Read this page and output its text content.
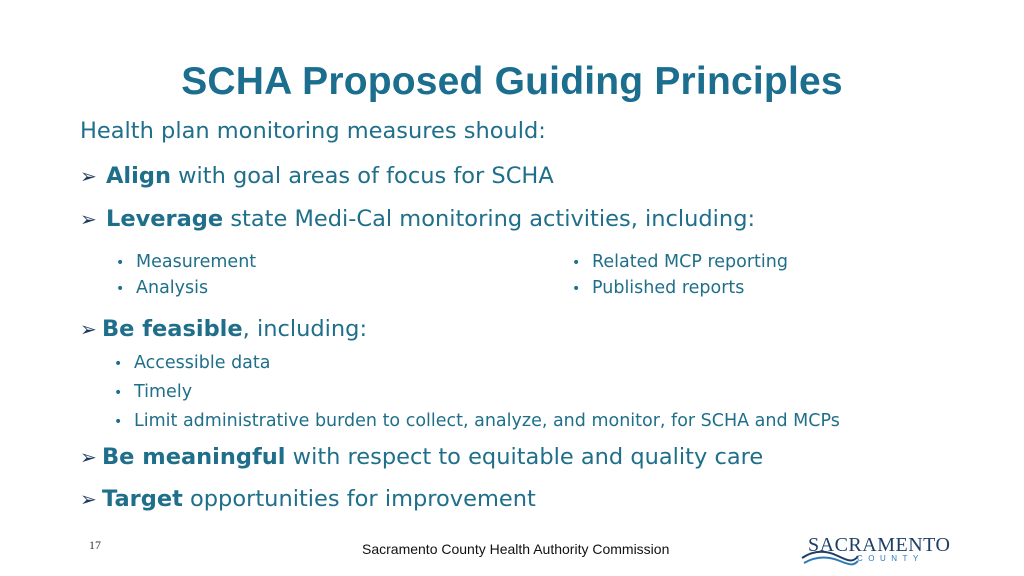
SCHA Proposed Guiding Principles
Health plan monitoring measures should:
➢ Align with goal areas of focus for SCHA
➢ Leverage state Medi-Cal monitoring activities, including:
• Measurement
• Analysis
• Related MCP reporting
• Published reports
➢ Be feasible, including:
• Accessible data
• Timely
• Limit administrative burden to collect, analyze, and monitor, for SCHA and MCPs
➢ Be meaningful with respect to equitable and quality care
➢ Target opportunities for improvement
17	Sacramento County Health Authority Commission	SACRAMENTO
COUNTY
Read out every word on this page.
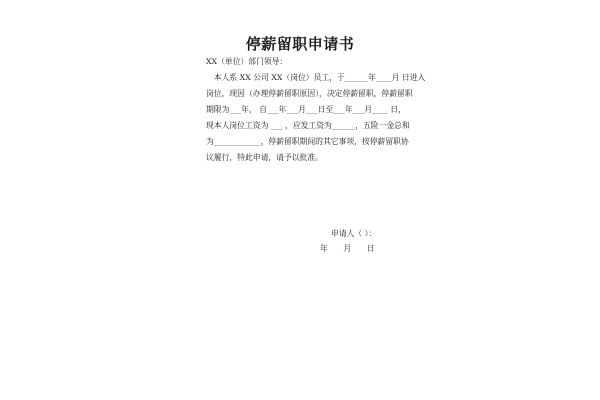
停薪留职申请书
XX（单位）部门领导：
　本人系 XX 公司 XX（岗位）员工，于______年____月 日进入
岗位，现因（办理停薪留职原因），决定停薪留职，停薪留职
期限为___年， 自___年___月___日至___年___月____ 日，
现本人岗位工资为 ___ ，应发工资为______，五险一金总和
为____________，停薪留职期间的其它事项，按停薪留职协
议履行，特此申请，请予以批准。
申请人（ ）：
年　　月　　日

## Exercise instructions
Search the entries for "Health" and copy out each line that has it.

## Response to this task
Health plan monitoring measures should:
17	Sacramento County Health Authority Commission	SACRAMENTO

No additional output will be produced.